### SOURCE EXTRACT
↓
When searching for motherboard, search terms like "overclocking motherboard", "gaming motherboard" ,etc. If you don't know how the motherboard affects performance, you have lots of homework to do. Look around at some of the threads in here, you will start to see certain motherboard and/or motherboard specs come up again and again.

Take the time and do your research! I know you want to get started, but do your homework now so 6 months from now AFTER you have learned what all those specs and numbers and mhz's mean you won't be kicking yourself "why did I buy this piece of crap?"

So do you have any suggestions for this build? And i will go research right now smile.gif
post #15 of 31
haha if theres one thing you want to invest the most in, thats the mobo.. because parts will change but your mobo will last you for a very long time... if you have the money i would go with the asrock z77 oc formula.... thats a monster and will last you a long time... not to mention the upgrading possibilities...
post #16 of 31
Thread Starter 
Quote:
Originally Posted by kinvara View Post

haha if theres one thing you want to invest the most in, thats the mobo.. because parts will change but your mobo will last you for a very long time... if you have the money i would go with the asrock z77 oc formula.... thats a monster and will last you a long time... not to mention the upgrading possibilities...

OMG!!! Im sorry but i dont have that kind of money ! wink.gif
post #17 of 31
then go do some research... look around OCN and dont forget that ebay is a really good friend of everybodys haha...
↑
### WRITTEN EXERCISE 1
Turn the records into a numbered list, running from the line with "Decompose this screenshot" up to and including the line with "bar [1862,474,1906,818]". Skip blank lines and leave the pictures out.

### EXTRACTED RECORDS
↓
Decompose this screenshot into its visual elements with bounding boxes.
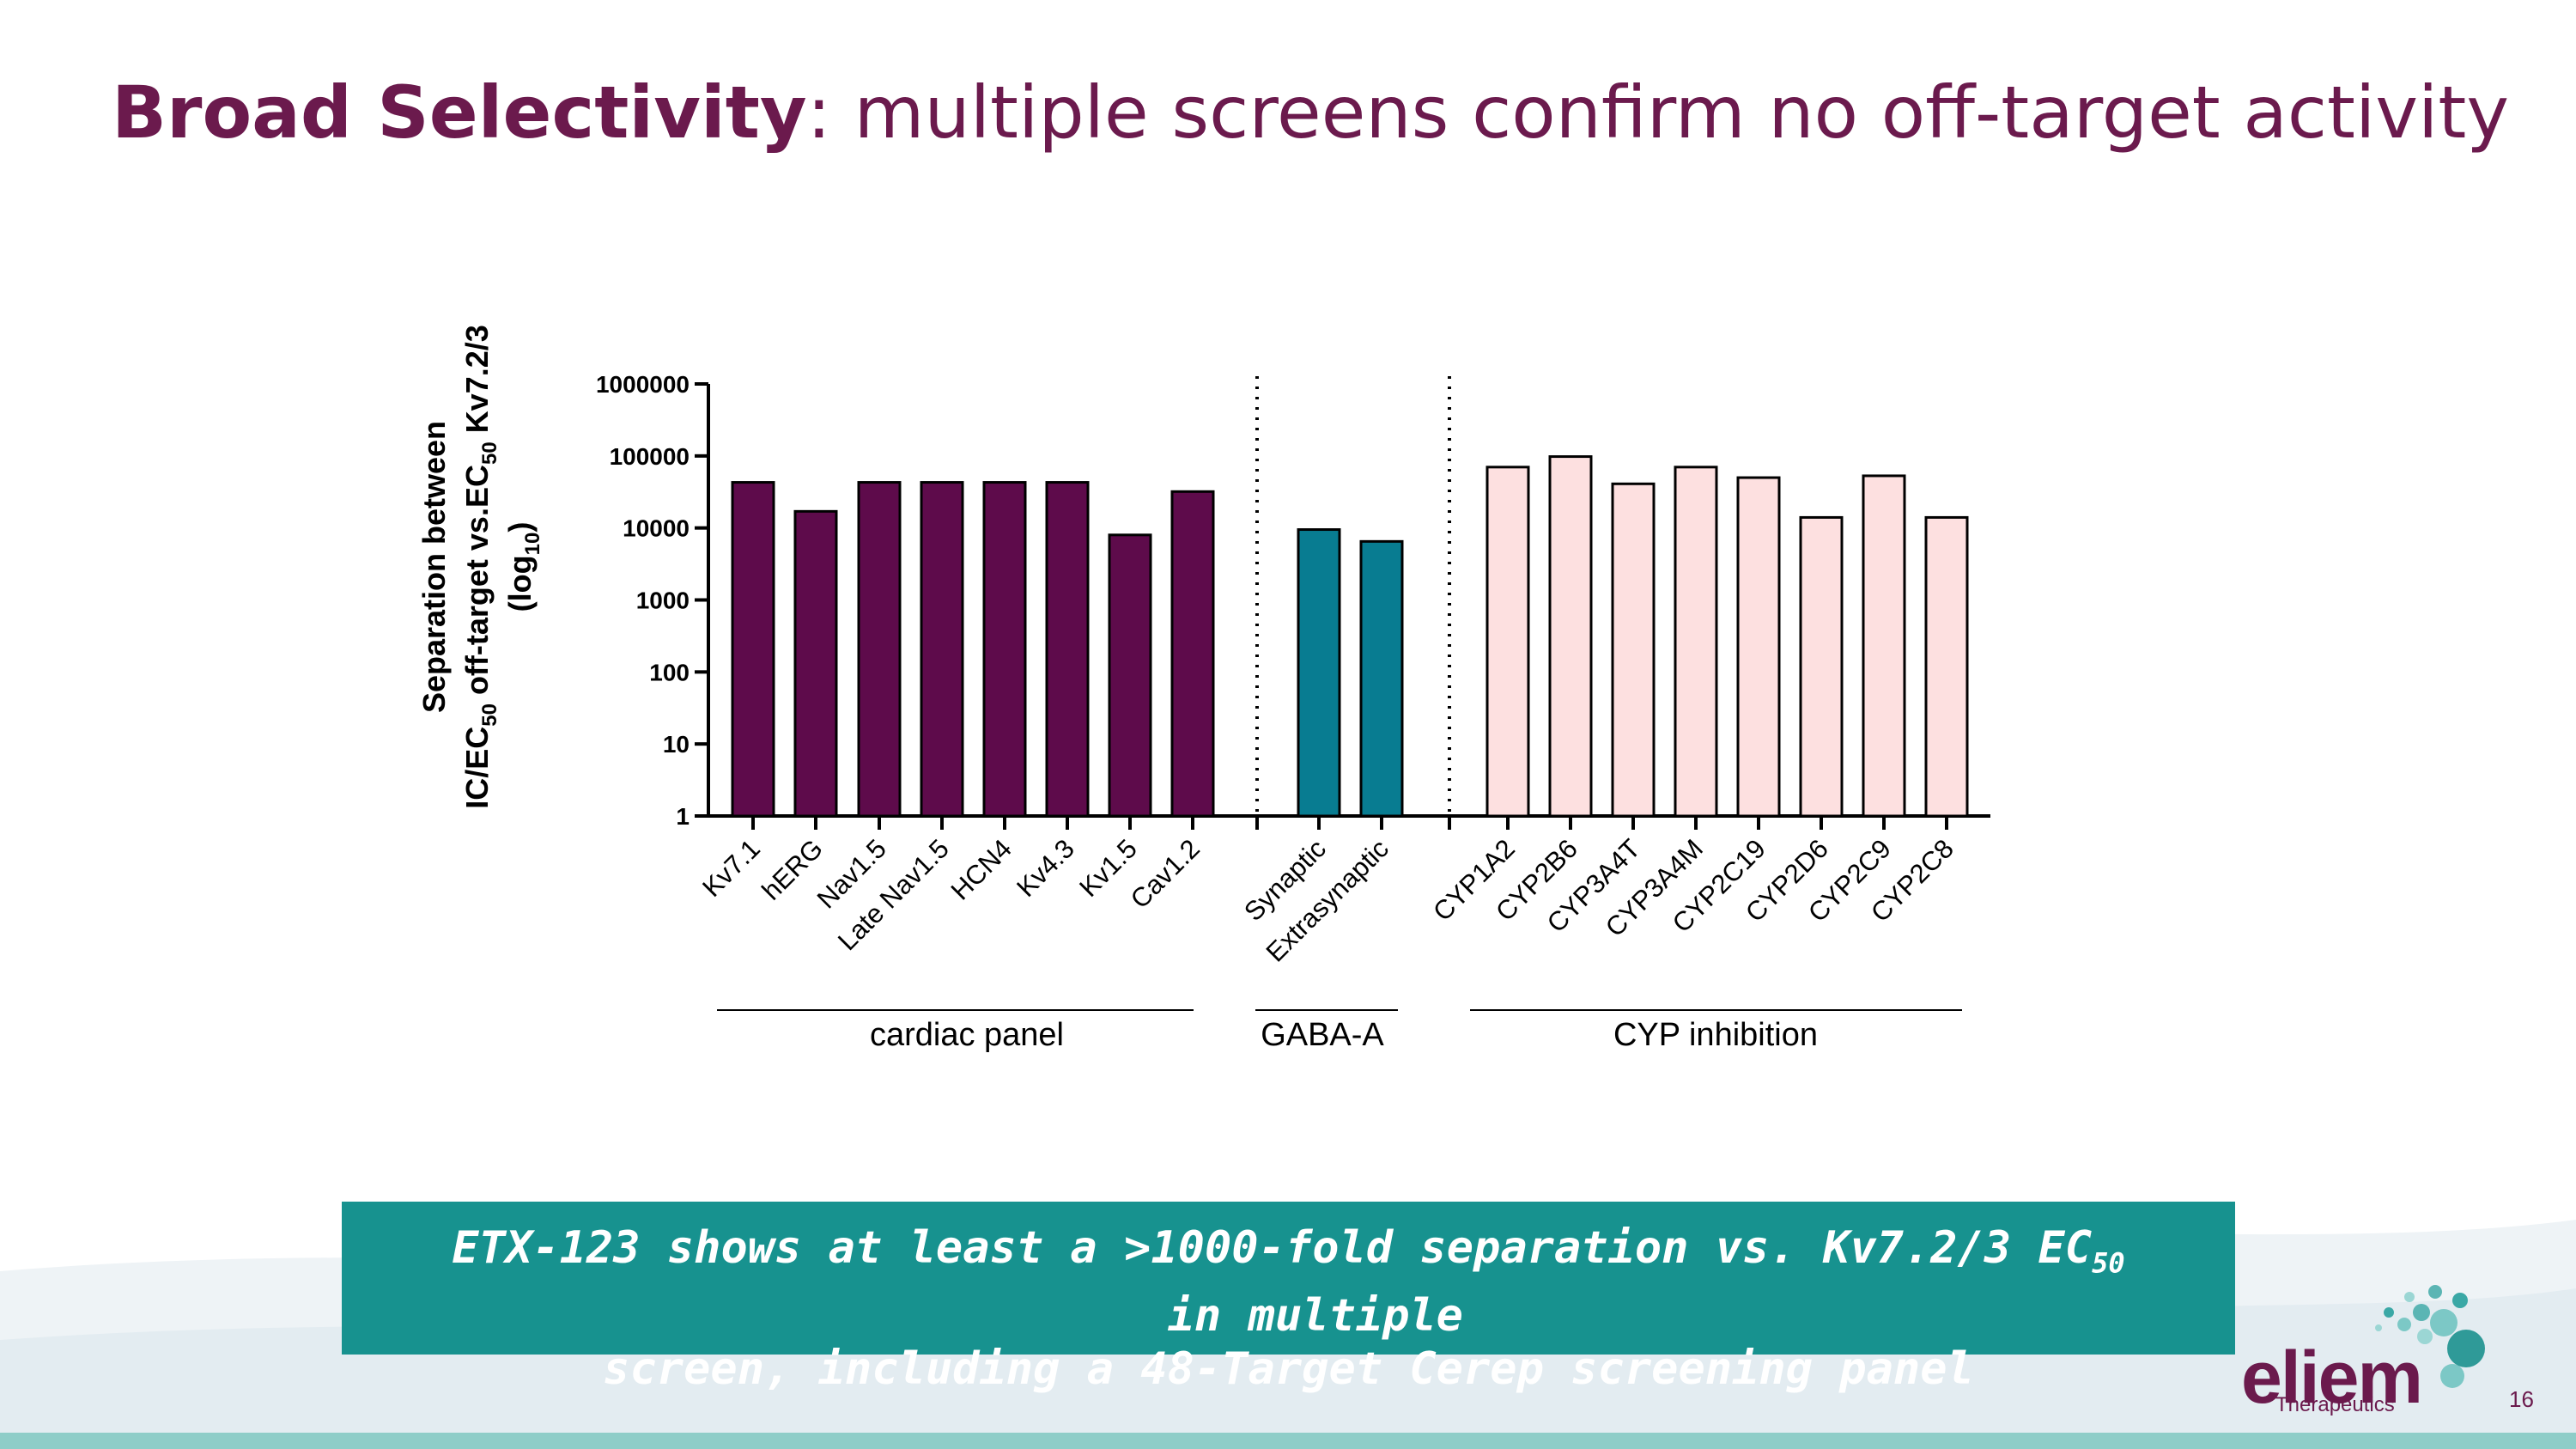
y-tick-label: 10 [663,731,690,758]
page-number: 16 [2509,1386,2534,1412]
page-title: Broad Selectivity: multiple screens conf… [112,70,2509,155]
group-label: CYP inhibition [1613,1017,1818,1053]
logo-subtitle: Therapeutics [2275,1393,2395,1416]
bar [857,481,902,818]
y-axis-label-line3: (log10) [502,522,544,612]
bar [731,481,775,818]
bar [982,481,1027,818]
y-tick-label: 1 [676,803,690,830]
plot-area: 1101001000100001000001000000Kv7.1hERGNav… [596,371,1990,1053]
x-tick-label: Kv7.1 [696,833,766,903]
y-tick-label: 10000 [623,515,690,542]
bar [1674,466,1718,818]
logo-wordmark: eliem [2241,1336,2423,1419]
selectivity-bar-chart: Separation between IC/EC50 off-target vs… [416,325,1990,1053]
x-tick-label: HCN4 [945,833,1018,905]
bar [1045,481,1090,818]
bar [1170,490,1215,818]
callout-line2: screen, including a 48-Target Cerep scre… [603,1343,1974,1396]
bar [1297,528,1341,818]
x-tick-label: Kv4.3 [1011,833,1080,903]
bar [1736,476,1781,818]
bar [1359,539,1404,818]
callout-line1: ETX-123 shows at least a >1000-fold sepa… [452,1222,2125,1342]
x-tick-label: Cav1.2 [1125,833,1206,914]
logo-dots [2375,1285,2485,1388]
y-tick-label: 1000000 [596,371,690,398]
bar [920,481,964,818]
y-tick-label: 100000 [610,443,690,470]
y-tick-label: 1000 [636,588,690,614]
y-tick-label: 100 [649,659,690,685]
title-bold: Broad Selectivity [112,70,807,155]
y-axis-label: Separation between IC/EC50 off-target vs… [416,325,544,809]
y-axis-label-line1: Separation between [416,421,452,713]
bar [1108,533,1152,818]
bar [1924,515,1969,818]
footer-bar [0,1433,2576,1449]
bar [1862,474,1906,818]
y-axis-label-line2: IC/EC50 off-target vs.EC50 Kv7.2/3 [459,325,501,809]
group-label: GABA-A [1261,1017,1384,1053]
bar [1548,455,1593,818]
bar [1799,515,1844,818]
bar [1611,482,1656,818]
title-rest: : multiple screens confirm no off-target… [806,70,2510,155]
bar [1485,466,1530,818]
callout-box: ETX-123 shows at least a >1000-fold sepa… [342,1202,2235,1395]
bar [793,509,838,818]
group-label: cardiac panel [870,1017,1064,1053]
↑
↓
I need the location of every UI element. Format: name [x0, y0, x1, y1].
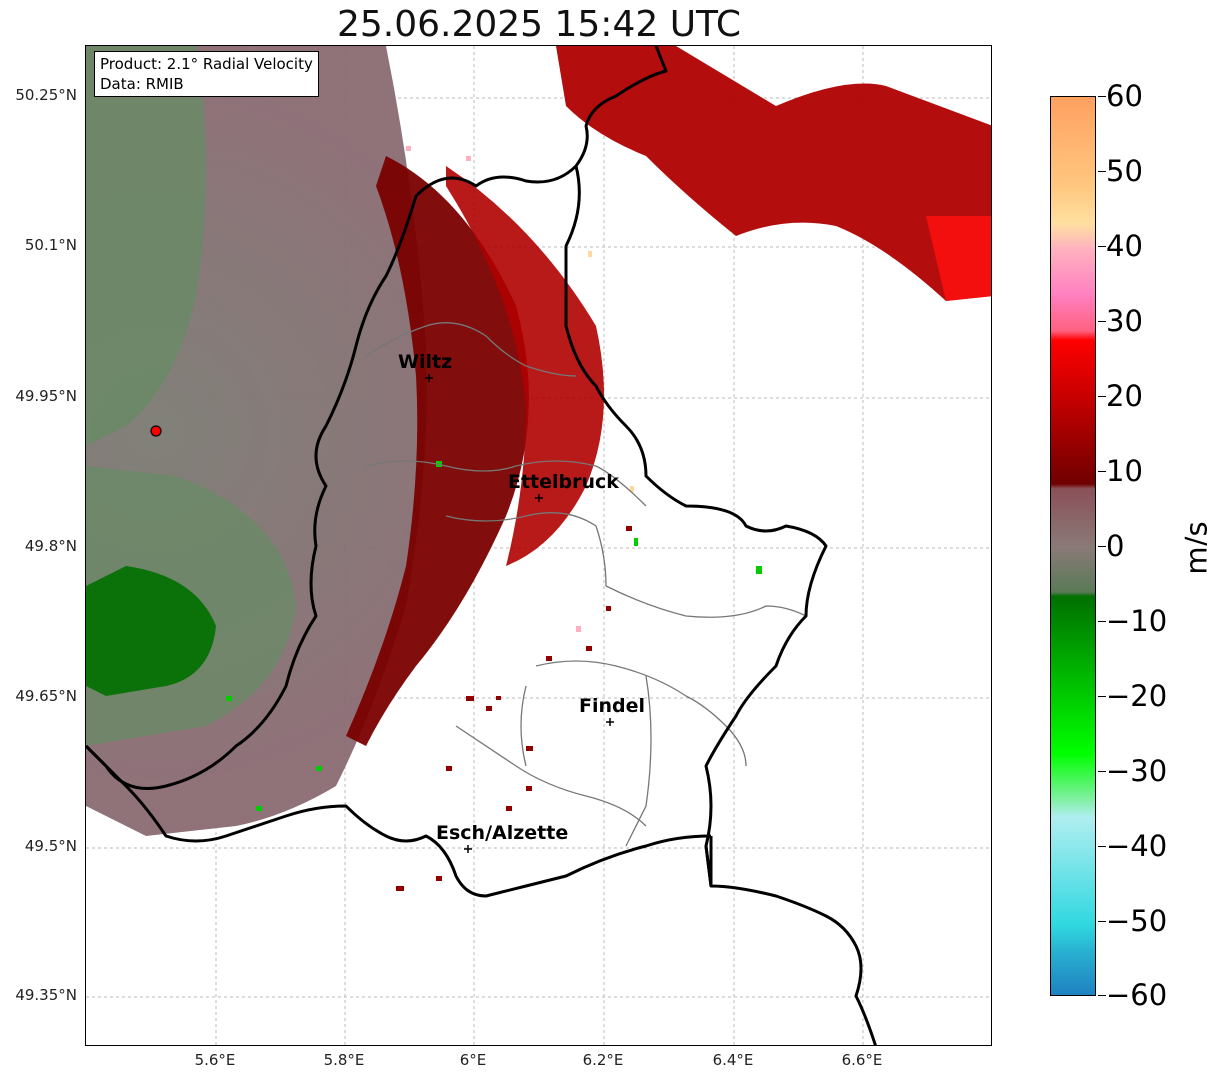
↑
### WRITTEN EXERCISE 2
Condense the paragraph of the forum thread that begins "Take the time and do your research!" into one or two shorter sentences.

### WRITTEN SOLUTION 1
1. Decompose this screenshot into its visual elements with bounding boxes.
2. y-tick-label: 10 [663,731,690,758]
3. page-number: 16 [2509,1386,2534,1412]
4. page-title: Broad Selectivity: multiple screens conf… [112,70,2509,155]
5. group-label: CYP inhibition [1613,1017,1818,1053]
6. logo-subtitle: Therapeutics [2275,1393,2395,1416]
7. bar [857,481,902,818]
8. y-axis-label-line3: (log10) [502,522,544,612]
9. bar [731,481,775,818]
10. bar [982,481,1027,818]
11. y-tick-label: 1 [676,803,690,830]
12. plot-area: 1101001000100001000001000000Kv7.1hERGNav… [596,371,1990,1053]
13. x-tick-label: Kv7.1 [696,833,766,903]
14. y-tick-label: 10000 [623,515,690,542]
15. bar [1674,466,1718,818]
16. logo-wordmark: eliem [2241,1336,2423,1419]
17. selectivity-bar-chart: Separation between IC/EC50 off-target vs… [416,325,1990,1053]
18. x-tick-label: HCN4 [945,833,1018,905]
19. bar [1045,481,1090,818]
20. bar [1170,490,1215,818]
21. callout-line2: screen, including a 48-Target Cerep scre… [603,1343,1974,1396]
22. bar [1297,528,1341,818]
23. x-tick-label: Kv4.3 [1011,833,1080,903]
24. bar [1736,476,1781,818]
25. bar [1359,539,1404,818]
26. callout-line1: ETX-123 shows at least a >1000-fold sepa… [452,1222,2125,1342]
27. x-tick-label: Cav1.2 [1125,833,1206,914]
28. logo-dots [2375,1285,2485,1388]
29. y-tick-label: 1000000 [596,371,690,398]
30. bar [920,481,964,818]
31. y-tick-label: 100000 [610,443,690,470]
32. y-tick-label: 1000 [636,588,690,614]
33. y-tick-label: 100 [649,659,690,685]
34. title-bold: Broad Selectivity [112,70,807,155]
35. y-axis-label: Separation between IC/EC50 off-target vs… [416,325,544,809]
36. y-axis-label-line1: Separation between [416,421,452,713]
37. bar [1108,533,1152,818]
38. bar [1924,515,1969,818]
39. footer-bar [0,1433,2576,1449]
40. bar [1862,474,1906,818]

### WRITTEN SOLUTION 2
Do your research now, even though you want to get started. That way, six months from now, once you understand the specs, numbers and MHz, you won't regret what you bought.